Passage
Interpretation of P-values:

The p-values above show which variables are statistically significant predictors of being in the Medium or High salary categories compared to the Low salary category. Key observations:

  1. Years: Years of experience is highly significant for both Medium and High salary categories, indicating that experienced players are more likely to earn higher salaries.
  2. Career Statistics: Career metrics like CHits (career hits) and CWalks (career walks) are important predictors of salary level, showing that long-term performance is rewarded.
  3. Current Season Performance: While some current season statistics are significant, they generally show higher p-values than career metrics, suggesting that teams value consistent long-term performance more than single-season results.
  4. League and Division Effects: There are some significant differences between leagues and divisions, with certain combinations showing higher probability of being in higher salary categories.

5.5 Model Evaluation

# Evaluate the full model using our function
full_model_eval <- evaluate_model(model_full, hitters)

To assess how well our model performs, we evaluate it using several metrics including a confusion matrix and classification performance measures. The confusion matrix below shows the counts of correct and incorrect predictions:

# Display the confusion matrix using kable for better formatting
conf_matrix_df <- as.data.frame(full_model_eval$conf_matrix)
names(conf_matrix_df) <- c("Actual", "Predicted", "Count")

# Create a better looking table
conf_matrix_wide <- reshape2::dcast(conf_matrix_df, Predicted ~ Actual, value.var = "Count")
rownames(conf_matrix_wide) <- conf_matrix_wide$Predicted
conf_matrix_wide$Predicted <- NULL

kable(conf_matrix_wide, format = "html", caption = "Confusion Matrix for Full Model") %>%
  kable_styling(bootstrap_options = c("striped", "hover", "condensed"), 
                full_width = FALSE) %>%
  add_header_above(c(" " = 1, "Actual" = ncol(conf_matrix_wide)))
Confusion Matrix for Full Model
Actual
LowSalary MediumSalary HighSalary
LowSalary 78 11 3
MediumSalary 19 47 15
HighSalary 7 16 63

Our model achieves an overall accuracy of 72.59%, meaning it correctly predicts the salary level for this percentage of players in our dataset.

Data

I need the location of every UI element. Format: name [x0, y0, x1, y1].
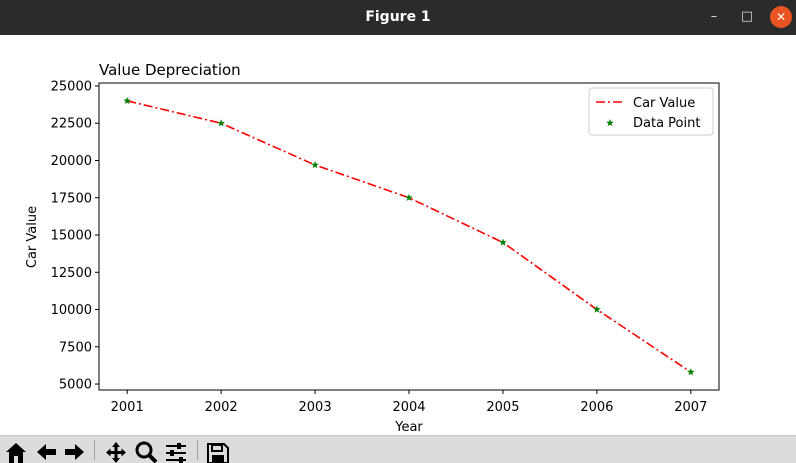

Tasks to carry out
**1)** Answer these from the salary model passage, one line each:
(a) Which two career metrics does it name as important predictors of salary level?
(b) What overall accuracy does the model achieve?
(c) What caption is given to the table of correct and incorrect predictions?
**2)** Please list the headings of the numbered key observations in the salary model passage.

Outputs by task
**1)**
(a) CHits (career hits) and CWalks (career walks)
(b) 72.59%
(c) Confusion Matrix for Full Model

**2)**
Years
Career Statistics
Current Season Performance
League and Division Effects